→ **What you should do**
Your task is to transcribe all of the data below exactly, omitting the images.

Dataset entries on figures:
· · · ·

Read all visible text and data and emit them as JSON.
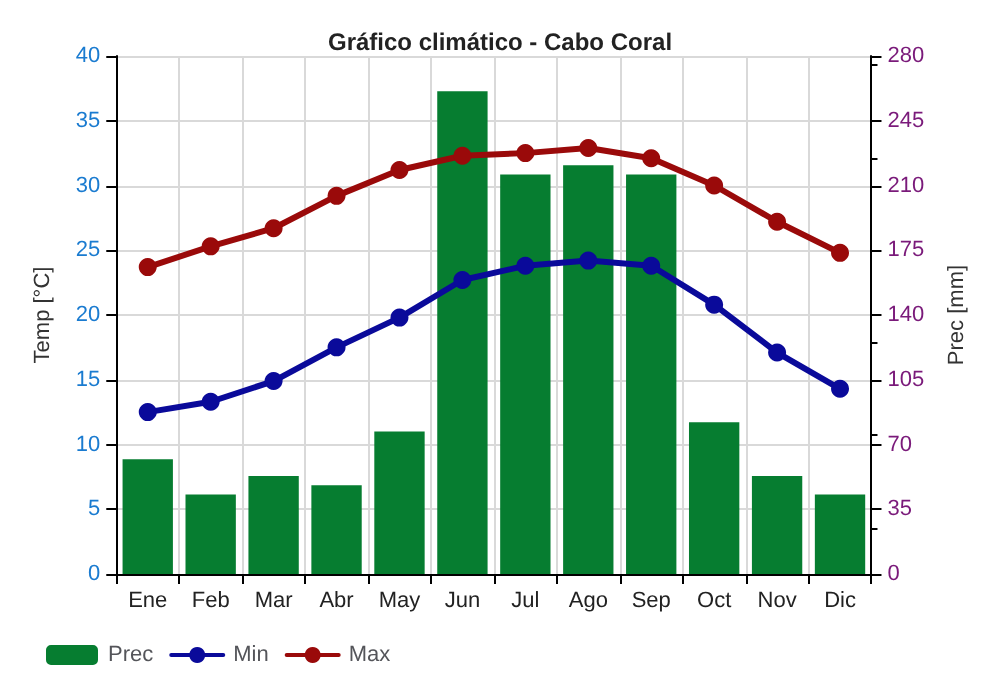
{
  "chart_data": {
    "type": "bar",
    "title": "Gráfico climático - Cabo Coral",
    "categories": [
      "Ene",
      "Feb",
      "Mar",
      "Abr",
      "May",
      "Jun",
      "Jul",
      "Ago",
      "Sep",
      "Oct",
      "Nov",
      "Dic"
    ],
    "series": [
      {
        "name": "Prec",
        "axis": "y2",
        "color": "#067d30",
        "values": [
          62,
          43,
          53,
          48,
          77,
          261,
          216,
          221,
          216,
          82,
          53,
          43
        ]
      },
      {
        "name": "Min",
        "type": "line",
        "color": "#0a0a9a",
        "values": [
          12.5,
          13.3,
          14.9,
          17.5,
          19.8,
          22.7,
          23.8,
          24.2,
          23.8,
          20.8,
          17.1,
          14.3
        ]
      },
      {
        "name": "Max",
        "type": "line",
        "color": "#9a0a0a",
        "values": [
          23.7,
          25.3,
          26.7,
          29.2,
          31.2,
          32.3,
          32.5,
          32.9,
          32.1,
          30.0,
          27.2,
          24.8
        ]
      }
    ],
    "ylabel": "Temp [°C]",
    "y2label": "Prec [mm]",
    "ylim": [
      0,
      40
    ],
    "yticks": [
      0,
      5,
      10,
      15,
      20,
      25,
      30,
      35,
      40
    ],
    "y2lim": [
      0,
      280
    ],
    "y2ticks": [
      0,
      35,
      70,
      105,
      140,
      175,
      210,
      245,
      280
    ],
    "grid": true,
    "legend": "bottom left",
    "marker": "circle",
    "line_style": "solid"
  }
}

· · · ·

→ **Answer to this task**
Read all visible text and data and emit them as JSON.
{
  "chart_data": {
    "type": "bar",
    "title": "Gráfico climático - Cabo Coral",
    "categories": [
      "Ene",
      "Feb",
      "Mar",
      "Abr",
      "May",
      "Jun",
      "Jul",
      "Ago",
      "Sep",
      "Oct",
      "Nov",
      "Dic"
    ],
    "series": [
      {
        "name": "Prec",
        "axis": "y2",
        "color": "#067d30",
        "values": [
          62,
          43,
          53,
          48,
          77,
          261,
          216,
          221,
          216,
          82,
          53,
          43
        ]
      },
      {
        "name": "Min",
        "type": "line",
        "color": "#0a0a9a",
        "values": [
          12.5,
          13.3,
          14.9,
          17.5,
          19.8,
          22.7,
          23.8,
          24.2,
          23.8,
          20.8,
          17.1,
          14.3
        ]
      },
      {
        "name": "Max",
        "type": "line",
        "color": "#9a0a0a",
        "values": [
          23.7,
          25.3,
          26.7,
          29.2,
          31.2,
          32.3,
          32.5,
          32.9,
          32.1,
          30.0,
          27.2,
          24.8
        ]
      }
    ],
    "ylabel": "Temp [°C]",
    "y2label": "Prec [mm]",
    "ylim": [
      0,
      40
    ],
    "yticks": [
      0,
      5,
      10,
      15,
      20,
      25,
      30,
      35,
      40
    ],
    "y2lim": [
      0,
      280
    ],
    "y2ticks": [
      0,
      35,
      70,
      105,
      140,
      175,
      210,
      245,
      280
    ],
    "grid": true,
    "legend": "bottom left",
    "marker": "circle",
    "line_style": "solid"
  }
}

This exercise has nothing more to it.